Instructions:
1. Summarize the safety article below in two sentences.
2. According to the safety article below, how many field electricians and technicians does Mid-City have?
3. Duplicate the part of the safety article below that opens with the words "Our third annual" and closes with "according to OSHA.gov.".

# start of Document

Our third annual Safety Month will be held this summer. The goal of Safety Month is to strengthen Mid-City’s safety culture through special programming and training for our 350 field electricians and technicians. This year, we’re looking to build on the past two and continue with bonus trainings and outreach. In the spirit of the upcoming safety month, we’re breaking down the most frequently cited serious electrical violations that occurred in 2018, according to OSHA.gov.
2018’s Five Most Cited Serious Electrical Violations
404(f)(6) Wiring Design – Grounding Path: “The path to ground from circuits, equipment, and enclosures shall be permanent and continuous.”
In other words: Conductors must be grounded correctly and free of faults.
Compliance Example: If an outlet was not properly grounded, it could cause someone who plugs something into that outlet to be shocked, or much worse, electrocuted. To prevent this kind of injury and comply with this standard, we use something called a GFCI (Ground Fault Circuit Interrupter) in case there is a fault in the ground. If there is a fault present, this will stop the flow of electricity by tripping the circuit and shutting off the outlet completely.

# end of Document
# start of Supplied records

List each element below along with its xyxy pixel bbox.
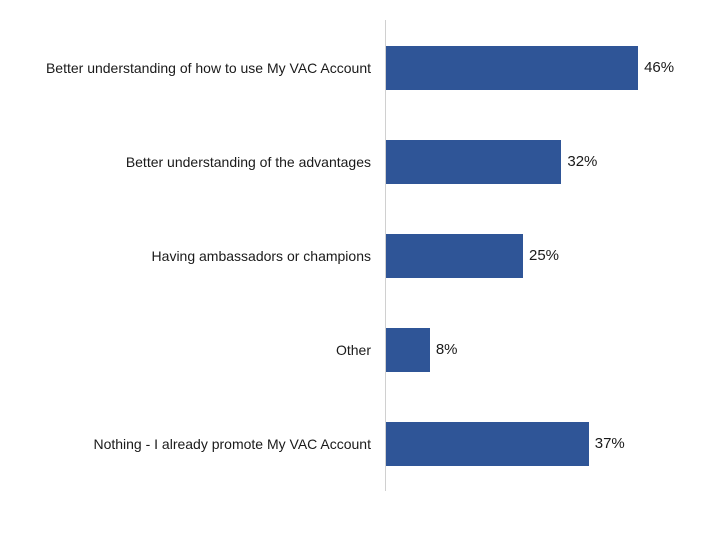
bar <box>386 46 639 90</box>
category-label: Other <box>335 342 371 358</box>
bar-row: Better understanding of how to use My VA… <box>0 46 720 90</box>
value-label: 8% <box>435 341 458 358</box>
category-axis-line <box>385 20 386 491</box>
bar <box>386 234 523 278</box>
value-label: 25% <box>529 247 560 264</box>
category-label: Better understanding of how to use My VA… <box>45 60 371 76</box>
value-label: 32% <box>567 153 598 170</box>
category-label: Having ambassadors or champions <box>151 248 371 264</box>
bar <box>386 140 562 184</box>
bar <box>386 422 589 466</box>
bar-row: Having ambassadors or champions 25% <box>0 234 720 278</box>
category-label: Nothing - I already promote My VAC Accou… <box>93 436 371 452</box>
value-label: 37% <box>594 435 625 452</box>
bar-row: Other 8% <box>0 328 720 372</box>
bar-row: Better understanding of the advantages 32… <box>0 140 720 184</box>
bar <box>386 328 430 372</box>
category-label: Better understanding of the advantages <box>125 154 371 170</box>
bar-row: Nothing - I already promote My VAC Accou… <box>0 422 720 466</box>
value-label: 46% <box>644 59 675 76</box>
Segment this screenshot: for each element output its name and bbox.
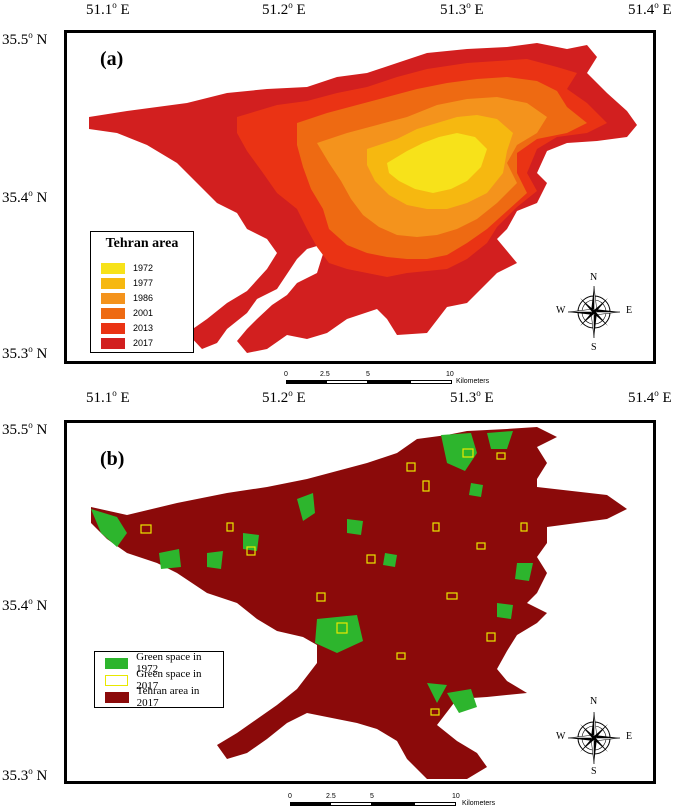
scale-seg xyxy=(326,380,368,384)
scale-seg xyxy=(410,380,452,384)
legend-swatch xyxy=(101,292,125,304)
legend-a-title: Tehran area xyxy=(105,236,179,251)
legend-a: Tehran area 1972 1977 1986 2001 2013 201… xyxy=(90,231,194,353)
scale-seg xyxy=(290,802,330,806)
green-space-2017 xyxy=(140,448,528,716)
scale-seg xyxy=(286,380,326,384)
area-1972 xyxy=(387,133,487,193)
legend-label: 2017 xyxy=(133,338,154,348)
legend-swatch xyxy=(101,262,125,274)
lat-label-35.3: 35.3o N xyxy=(2,766,48,784)
scale-unit: Kilometers xyxy=(456,378,490,385)
scale-seg xyxy=(330,802,372,806)
tehran-area-2017 xyxy=(91,427,627,779)
compass-rose-icon: N S W E xyxy=(556,696,632,777)
lat-label-35.4: 35.4o N xyxy=(2,596,48,614)
legend-a-item: 1977 xyxy=(101,277,153,289)
legend-a-item: 1986 xyxy=(101,292,153,304)
scale-tick: 2.5 xyxy=(320,371,330,378)
lon-label-51.3: 51.3o E xyxy=(440,0,484,18)
legend-swatch xyxy=(105,657,129,669)
legend-swatch xyxy=(101,337,125,349)
legend-label: Green space in 2017 xyxy=(136,668,202,692)
lon-label-51.1: 51.1o E xyxy=(86,388,130,406)
scale-seg xyxy=(372,802,414,806)
map-frame-b xyxy=(64,420,656,784)
scale-seg xyxy=(414,802,456,806)
lon-label-51.2: 51.2o E xyxy=(262,388,306,406)
scale-unit: Kilometers xyxy=(462,800,496,807)
compass-e: E xyxy=(626,731,633,742)
legend-b: Green space in 1972 Green space in 2017 … xyxy=(94,651,224,709)
legend-label: 1977 xyxy=(133,278,154,288)
tehran-growth-map xyxy=(89,43,637,353)
scale-tick: 0 xyxy=(284,371,288,378)
compass-s: S xyxy=(591,342,597,353)
legend-swatch xyxy=(101,277,125,289)
compass-e: E xyxy=(626,305,633,316)
legend-a-item: 1972 xyxy=(101,262,153,274)
map-frame-a xyxy=(64,30,656,364)
compass-w: W xyxy=(556,305,566,316)
legend-b-item: Tehran area in 2017 xyxy=(105,685,223,709)
compass-w: W xyxy=(556,731,566,742)
compass-s: S xyxy=(591,766,597,777)
panel-b-letter: (b) xyxy=(100,448,125,470)
scale-tick: 10 xyxy=(452,793,460,800)
scale-tick: 5 xyxy=(366,371,370,378)
legend-b-item: Green space in 2017 xyxy=(105,668,223,692)
compass-rose-icon: N S W E xyxy=(556,272,632,353)
legend-label: 1986 xyxy=(133,293,154,303)
lon-label-51.4: 51.4o E xyxy=(628,388,672,406)
scale-tick: 5 xyxy=(370,793,374,800)
lat-label-35.5: 35.5o N xyxy=(2,30,48,48)
green-space-map xyxy=(91,427,627,779)
legend-swatch xyxy=(101,307,125,319)
legend-swatch xyxy=(105,674,129,686)
compass-n: N xyxy=(590,272,598,283)
legend-label: 2001 xyxy=(133,308,154,318)
legend-label: 2013 xyxy=(133,323,154,333)
legend-a-item: 2001 xyxy=(101,307,153,319)
lat-label-35.3: 35.3o N xyxy=(2,344,48,362)
scale-tick: 0 xyxy=(288,793,292,800)
legend-label: Green space in 1972 xyxy=(136,651,202,675)
compass-n: N xyxy=(590,696,598,707)
legend-a-item: 2013 xyxy=(101,322,153,334)
lon-label-51.1: 51.1o E xyxy=(86,0,130,18)
legend-b-item: Green space in 1972 xyxy=(105,651,223,675)
lat-label-35.5: 35.5o N xyxy=(2,420,48,438)
legend-a-item: 2017 xyxy=(101,337,153,349)
scale-seg xyxy=(368,380,410,384)
lon-label-51.3: 51.3o E xyxy=(450,388,494,406)
scale-tick: 2.5 xyxy=(326,793,336,800)
legend-swatch xyxy=(105,691,129,703)
lon-label-51.4: 51.4o E xyxy=(628,0,672,18)
lat-label-35.4: 35.4o N xyxy=(2,188,48,206)
legend-swatch xyxy=(101,322,125,334)
panel-a-letter: (a) xyxy=(100,48,124,70)
legend-label: Tehran area in 2017 xyxy=(136,685,200,709)
scale-tick: 10 xyxy=(446,371,454,378)
legend-label: 1972 xyxy=(133,263,154,273)
lon-label-51.2: 51.2o E xyxy=(262,0,306,18)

# end of Supplied records

Answers to the tasks:
1. Mid-City will hold its third annual Safety Month this summer, offering special programming and training to strengthen the safety culture among its 350 field electricians and technicians, and the article breaks down the most frequently cited serious electrical violations of 2018, according to OSHA.gov. The first of these, 404(f)(6), requires a permanent and continuous path to ground, and to comply, a GFCI is used to trip the circuit and shut off the outlet completely if a ground fault is present.

2. 350

3.
Our third annual Safety Month will be held this summer. The goal of Safety Month is to strengthen Mid-City’s safety culture through special programming and training for our 350 field electricians and technicians. This year, we’re looking to build on the past two and continue with bonus trainings and outreach. In the spirit of the upcoming safety month, we’re breaking down the most frequently cited serious electrical violations that occurred in 2018, according to OSHA.gov.